Give again only the lines from the line that holds "Serialize everything readable" to the end of the data, inclusive, omitting all pictures.
********************
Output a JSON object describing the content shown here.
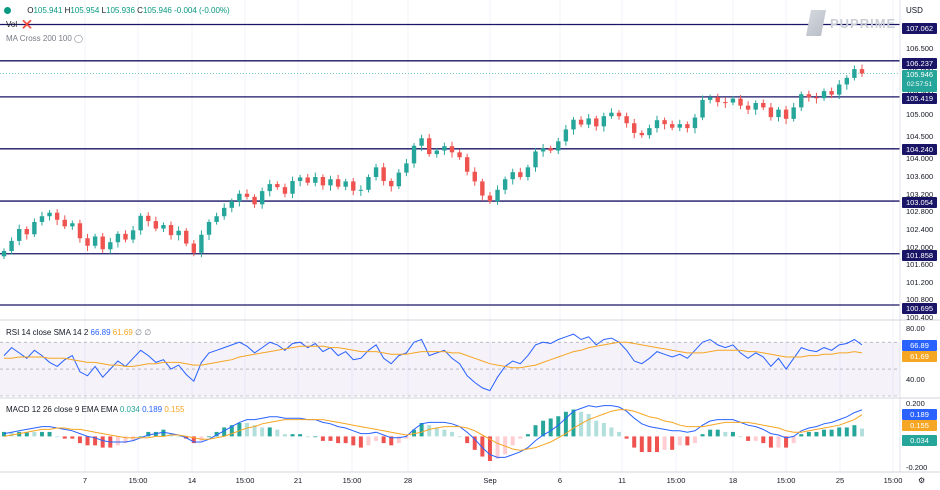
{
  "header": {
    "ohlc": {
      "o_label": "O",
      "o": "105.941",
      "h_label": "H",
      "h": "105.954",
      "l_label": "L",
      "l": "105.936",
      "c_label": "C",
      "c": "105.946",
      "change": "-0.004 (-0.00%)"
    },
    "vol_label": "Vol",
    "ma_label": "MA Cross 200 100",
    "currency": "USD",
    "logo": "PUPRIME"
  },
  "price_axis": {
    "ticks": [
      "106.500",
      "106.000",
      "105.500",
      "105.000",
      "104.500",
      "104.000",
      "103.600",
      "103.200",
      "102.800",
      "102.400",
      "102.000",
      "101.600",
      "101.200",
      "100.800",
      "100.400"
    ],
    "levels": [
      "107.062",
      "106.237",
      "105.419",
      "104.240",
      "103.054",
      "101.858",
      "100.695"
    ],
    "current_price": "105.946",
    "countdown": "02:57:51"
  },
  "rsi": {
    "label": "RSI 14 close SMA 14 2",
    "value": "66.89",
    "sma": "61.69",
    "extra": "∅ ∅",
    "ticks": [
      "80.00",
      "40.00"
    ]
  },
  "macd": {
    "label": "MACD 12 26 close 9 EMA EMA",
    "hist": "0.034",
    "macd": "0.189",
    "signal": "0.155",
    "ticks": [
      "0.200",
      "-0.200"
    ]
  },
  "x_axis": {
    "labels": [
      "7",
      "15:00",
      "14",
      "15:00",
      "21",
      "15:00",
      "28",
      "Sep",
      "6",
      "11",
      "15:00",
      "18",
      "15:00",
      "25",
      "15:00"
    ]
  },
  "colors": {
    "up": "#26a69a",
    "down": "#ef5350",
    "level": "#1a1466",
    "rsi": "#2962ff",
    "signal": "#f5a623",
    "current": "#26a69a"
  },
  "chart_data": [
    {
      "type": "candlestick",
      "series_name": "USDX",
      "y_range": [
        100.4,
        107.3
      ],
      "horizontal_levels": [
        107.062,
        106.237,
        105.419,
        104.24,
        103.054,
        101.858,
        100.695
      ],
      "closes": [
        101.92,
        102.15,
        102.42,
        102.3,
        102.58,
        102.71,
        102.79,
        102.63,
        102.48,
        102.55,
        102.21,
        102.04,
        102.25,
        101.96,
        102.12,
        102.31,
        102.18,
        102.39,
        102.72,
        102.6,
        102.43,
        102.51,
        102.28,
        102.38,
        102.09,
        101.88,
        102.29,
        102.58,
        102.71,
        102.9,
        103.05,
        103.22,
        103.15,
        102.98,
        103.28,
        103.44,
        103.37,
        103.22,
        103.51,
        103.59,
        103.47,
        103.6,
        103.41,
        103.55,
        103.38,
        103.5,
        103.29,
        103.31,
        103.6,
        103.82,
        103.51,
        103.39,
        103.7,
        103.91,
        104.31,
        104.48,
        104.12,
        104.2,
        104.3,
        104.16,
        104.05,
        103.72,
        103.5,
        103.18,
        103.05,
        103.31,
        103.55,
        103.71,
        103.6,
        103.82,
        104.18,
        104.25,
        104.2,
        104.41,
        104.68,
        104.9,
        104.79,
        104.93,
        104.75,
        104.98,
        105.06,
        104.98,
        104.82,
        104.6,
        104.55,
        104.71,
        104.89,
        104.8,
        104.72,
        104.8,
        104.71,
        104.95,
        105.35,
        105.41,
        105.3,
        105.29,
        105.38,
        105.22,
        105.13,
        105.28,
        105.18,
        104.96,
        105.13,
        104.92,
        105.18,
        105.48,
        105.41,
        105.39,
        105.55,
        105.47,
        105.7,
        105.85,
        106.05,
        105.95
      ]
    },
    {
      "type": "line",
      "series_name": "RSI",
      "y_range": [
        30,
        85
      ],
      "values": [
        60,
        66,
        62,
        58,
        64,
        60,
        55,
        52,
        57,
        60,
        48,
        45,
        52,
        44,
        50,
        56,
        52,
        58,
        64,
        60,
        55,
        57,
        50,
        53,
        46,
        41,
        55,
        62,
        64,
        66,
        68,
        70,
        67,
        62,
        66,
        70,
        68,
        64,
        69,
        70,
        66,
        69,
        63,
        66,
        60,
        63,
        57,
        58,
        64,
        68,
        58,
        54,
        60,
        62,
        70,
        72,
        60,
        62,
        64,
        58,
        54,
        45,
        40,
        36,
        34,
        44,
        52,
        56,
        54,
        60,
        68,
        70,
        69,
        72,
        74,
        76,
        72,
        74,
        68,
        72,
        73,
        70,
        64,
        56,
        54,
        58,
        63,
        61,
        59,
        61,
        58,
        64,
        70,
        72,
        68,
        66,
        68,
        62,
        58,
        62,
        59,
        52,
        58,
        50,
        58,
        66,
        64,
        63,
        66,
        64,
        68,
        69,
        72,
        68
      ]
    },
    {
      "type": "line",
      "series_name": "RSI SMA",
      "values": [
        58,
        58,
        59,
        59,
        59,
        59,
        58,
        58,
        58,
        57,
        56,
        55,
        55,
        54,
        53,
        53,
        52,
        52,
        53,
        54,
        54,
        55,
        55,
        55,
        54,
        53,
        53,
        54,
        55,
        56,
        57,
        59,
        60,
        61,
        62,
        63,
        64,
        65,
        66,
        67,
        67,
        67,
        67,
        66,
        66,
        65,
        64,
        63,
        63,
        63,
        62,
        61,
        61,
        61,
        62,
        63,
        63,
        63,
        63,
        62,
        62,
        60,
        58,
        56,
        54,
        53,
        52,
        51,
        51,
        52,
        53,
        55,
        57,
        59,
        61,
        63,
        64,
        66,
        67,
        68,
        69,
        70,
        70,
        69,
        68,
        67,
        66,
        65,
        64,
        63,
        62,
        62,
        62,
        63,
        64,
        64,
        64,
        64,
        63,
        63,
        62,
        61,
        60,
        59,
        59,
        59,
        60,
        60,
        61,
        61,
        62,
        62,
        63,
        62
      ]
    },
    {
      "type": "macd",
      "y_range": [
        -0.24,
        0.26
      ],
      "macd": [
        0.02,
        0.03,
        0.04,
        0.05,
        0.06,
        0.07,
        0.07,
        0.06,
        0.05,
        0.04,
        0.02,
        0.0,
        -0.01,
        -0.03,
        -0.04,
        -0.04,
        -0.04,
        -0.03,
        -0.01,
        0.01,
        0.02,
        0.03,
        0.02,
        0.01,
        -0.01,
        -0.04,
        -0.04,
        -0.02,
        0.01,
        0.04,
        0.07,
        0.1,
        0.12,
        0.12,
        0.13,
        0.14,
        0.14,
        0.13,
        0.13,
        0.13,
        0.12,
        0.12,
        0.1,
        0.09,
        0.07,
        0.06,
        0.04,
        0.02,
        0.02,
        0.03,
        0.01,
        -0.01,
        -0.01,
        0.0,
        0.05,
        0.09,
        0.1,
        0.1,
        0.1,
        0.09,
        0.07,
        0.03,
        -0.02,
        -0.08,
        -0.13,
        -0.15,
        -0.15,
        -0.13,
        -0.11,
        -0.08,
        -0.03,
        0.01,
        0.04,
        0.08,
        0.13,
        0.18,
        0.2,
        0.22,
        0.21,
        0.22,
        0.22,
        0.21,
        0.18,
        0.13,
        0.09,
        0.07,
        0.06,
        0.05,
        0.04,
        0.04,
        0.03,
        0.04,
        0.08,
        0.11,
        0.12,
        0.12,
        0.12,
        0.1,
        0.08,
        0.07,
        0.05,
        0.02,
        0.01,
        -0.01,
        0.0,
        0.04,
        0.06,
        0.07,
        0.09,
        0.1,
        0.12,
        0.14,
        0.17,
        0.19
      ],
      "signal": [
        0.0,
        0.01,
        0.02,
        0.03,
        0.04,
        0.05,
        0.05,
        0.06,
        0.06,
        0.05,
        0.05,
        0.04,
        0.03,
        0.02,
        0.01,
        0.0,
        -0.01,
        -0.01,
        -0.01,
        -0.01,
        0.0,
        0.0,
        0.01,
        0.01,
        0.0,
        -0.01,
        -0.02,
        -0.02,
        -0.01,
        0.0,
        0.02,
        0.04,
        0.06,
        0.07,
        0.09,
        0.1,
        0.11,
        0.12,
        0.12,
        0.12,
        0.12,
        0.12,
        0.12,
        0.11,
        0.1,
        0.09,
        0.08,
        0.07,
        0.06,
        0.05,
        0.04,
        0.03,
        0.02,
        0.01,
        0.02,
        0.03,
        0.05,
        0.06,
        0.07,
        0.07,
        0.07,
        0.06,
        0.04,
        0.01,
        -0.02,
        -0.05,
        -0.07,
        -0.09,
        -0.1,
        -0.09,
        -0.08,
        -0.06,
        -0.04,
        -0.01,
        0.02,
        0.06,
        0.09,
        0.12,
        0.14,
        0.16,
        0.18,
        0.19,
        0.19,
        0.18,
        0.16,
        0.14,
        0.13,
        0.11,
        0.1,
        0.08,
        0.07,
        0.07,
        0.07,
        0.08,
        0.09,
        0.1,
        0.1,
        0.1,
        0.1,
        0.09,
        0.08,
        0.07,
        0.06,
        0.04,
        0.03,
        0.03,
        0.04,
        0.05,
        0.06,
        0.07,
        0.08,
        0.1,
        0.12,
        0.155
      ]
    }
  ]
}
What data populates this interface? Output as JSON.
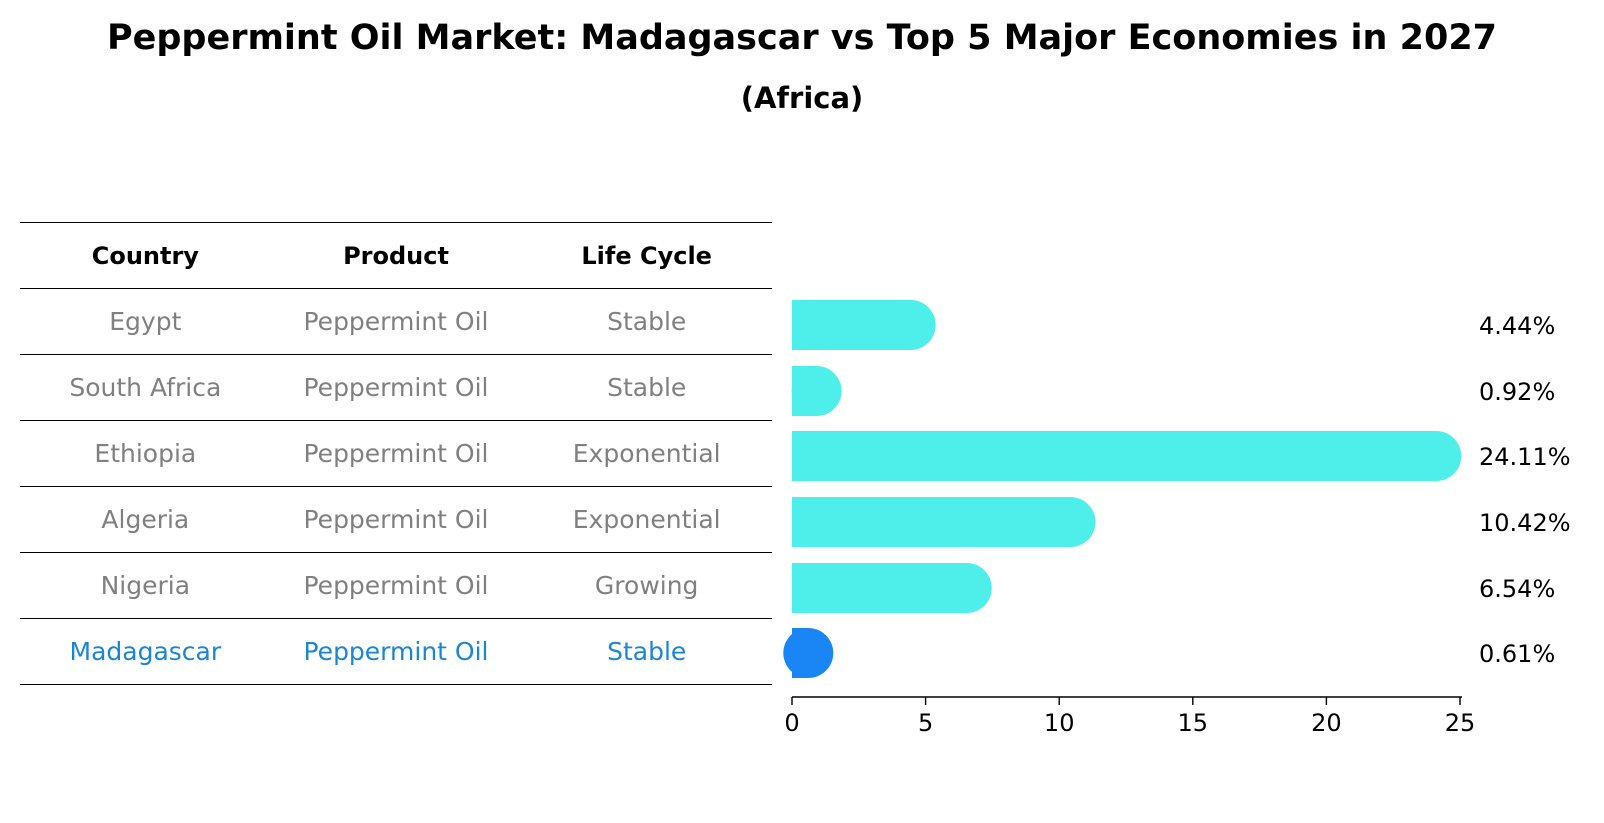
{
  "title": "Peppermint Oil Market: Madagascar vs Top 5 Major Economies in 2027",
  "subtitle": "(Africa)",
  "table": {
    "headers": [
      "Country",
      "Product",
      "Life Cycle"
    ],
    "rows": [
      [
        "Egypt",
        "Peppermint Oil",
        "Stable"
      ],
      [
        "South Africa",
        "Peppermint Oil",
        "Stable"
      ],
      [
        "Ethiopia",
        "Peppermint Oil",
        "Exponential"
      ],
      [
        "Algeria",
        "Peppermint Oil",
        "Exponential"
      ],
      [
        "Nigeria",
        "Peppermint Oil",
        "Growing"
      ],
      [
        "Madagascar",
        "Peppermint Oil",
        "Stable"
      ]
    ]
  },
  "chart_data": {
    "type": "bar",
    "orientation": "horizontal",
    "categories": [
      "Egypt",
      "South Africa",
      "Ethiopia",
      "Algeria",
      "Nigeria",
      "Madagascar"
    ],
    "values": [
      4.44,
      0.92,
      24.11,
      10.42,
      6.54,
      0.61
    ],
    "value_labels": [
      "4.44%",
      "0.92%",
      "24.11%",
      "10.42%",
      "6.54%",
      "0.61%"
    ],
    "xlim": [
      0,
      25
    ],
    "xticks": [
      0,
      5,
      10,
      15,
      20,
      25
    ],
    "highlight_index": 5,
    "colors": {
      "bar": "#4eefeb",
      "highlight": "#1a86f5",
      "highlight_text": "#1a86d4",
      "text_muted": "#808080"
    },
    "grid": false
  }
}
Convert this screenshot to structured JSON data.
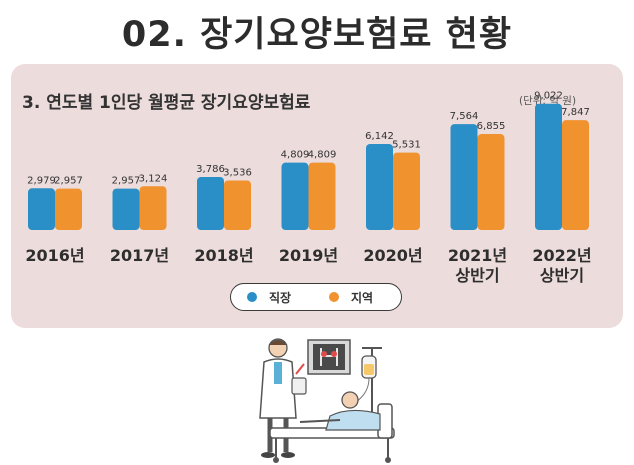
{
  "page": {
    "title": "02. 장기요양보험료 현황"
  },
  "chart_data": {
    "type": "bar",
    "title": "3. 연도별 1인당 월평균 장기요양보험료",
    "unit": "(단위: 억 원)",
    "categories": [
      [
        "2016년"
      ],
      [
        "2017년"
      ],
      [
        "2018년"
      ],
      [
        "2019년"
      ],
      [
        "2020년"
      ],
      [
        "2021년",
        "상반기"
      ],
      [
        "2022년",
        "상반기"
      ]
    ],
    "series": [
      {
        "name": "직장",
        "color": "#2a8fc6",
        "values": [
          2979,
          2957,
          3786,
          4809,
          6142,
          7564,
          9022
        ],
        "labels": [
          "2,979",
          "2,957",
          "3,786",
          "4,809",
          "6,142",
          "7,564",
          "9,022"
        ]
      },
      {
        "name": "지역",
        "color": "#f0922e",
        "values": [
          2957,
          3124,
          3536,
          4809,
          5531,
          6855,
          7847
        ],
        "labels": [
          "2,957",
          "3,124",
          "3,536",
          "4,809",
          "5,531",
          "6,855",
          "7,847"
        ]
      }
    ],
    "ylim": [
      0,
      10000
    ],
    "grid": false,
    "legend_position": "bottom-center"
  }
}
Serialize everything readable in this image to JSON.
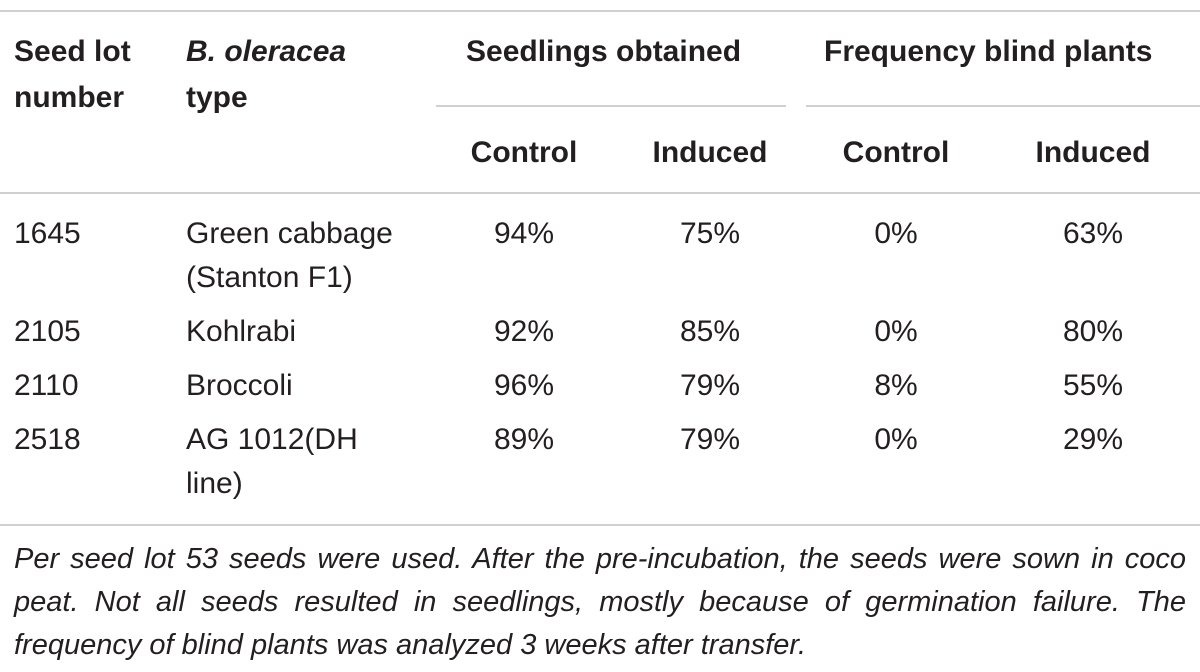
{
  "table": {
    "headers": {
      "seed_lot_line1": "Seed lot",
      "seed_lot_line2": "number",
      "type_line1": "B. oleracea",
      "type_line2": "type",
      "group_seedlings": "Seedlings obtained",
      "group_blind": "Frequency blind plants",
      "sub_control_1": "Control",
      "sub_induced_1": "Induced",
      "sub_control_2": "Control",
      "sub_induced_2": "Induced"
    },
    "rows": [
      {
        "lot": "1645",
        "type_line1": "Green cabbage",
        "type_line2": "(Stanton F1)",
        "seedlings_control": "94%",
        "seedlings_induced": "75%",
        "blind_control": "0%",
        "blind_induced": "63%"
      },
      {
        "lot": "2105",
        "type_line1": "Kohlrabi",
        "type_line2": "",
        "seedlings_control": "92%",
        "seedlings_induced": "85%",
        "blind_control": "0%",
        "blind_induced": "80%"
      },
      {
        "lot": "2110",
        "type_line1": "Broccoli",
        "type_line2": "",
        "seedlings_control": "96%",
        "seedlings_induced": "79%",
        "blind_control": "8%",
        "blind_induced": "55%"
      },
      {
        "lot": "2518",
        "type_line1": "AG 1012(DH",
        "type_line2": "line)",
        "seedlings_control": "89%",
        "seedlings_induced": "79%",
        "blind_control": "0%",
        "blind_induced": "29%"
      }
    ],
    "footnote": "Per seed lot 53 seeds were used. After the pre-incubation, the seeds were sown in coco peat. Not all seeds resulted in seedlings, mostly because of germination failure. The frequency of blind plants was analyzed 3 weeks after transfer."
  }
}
********************
■ Response:
Serialize everything readable in this image to JSON.
{
  "table": {
    "headers": {
      "seed_lot_line1": "Seed lot",
      "seed_lot_line2": "number",
      "type_line1": "B. oleracea",
      "type_line2": "type",
      "group_seedlings": "Seedlings obtained",
      "group_blind": "Frequency blind plants",
      "sub_control_1": "Control",
      "sub_induced_1": "Induced",
      "sub_control_2": "Control",
      "sub_induced_2": "Induced"
    },
    "rows": [
      {
        "lot": "1645",
        "type_line1": "Green cabbage",
        "type_line2": "(Stanton F1)",
        "seedlings_control": "94%",
        "seedlings_induced": "75%",
        "blind_control": "0%",
        "blind_induced": "63%"
      },
      {
        "lot": "2105",
        "type_line1": "Kohlrabi",
        "type_line2": "",
        "seedlings_control": "92%",
        "seedlings_induced": "85%",
        "blind_control": "0%",
        "blind_induced": "80%"
      },
      {
        "lot": "2110",
        "type_line1": "Broccoli",
        "type_line2": "",
        "seedlings_control": "96%",
        "seedlings_induced": "79%",
        "blind_control": "8%",
        "blind_induced": "55%"
      },
      {
        "lot": "2518",
        "type_line1": "AG 1012(DH",
        "type_line2": "line)",
        "seedlings_control": "89%",
        "seedlings_induced": "79%",
        "blind_control": "0%",
        "blind_induced": "29%"
      }
    ],
    "footnote": "Per seed lot 53 seeds were used. After the pre-incubation, the seeds were sown in coco peat. Not all seeds resulted in seedlings, mostly because of germination failure. The frequency of blind plants was analyzed 3 weeks after transfer."
  }
}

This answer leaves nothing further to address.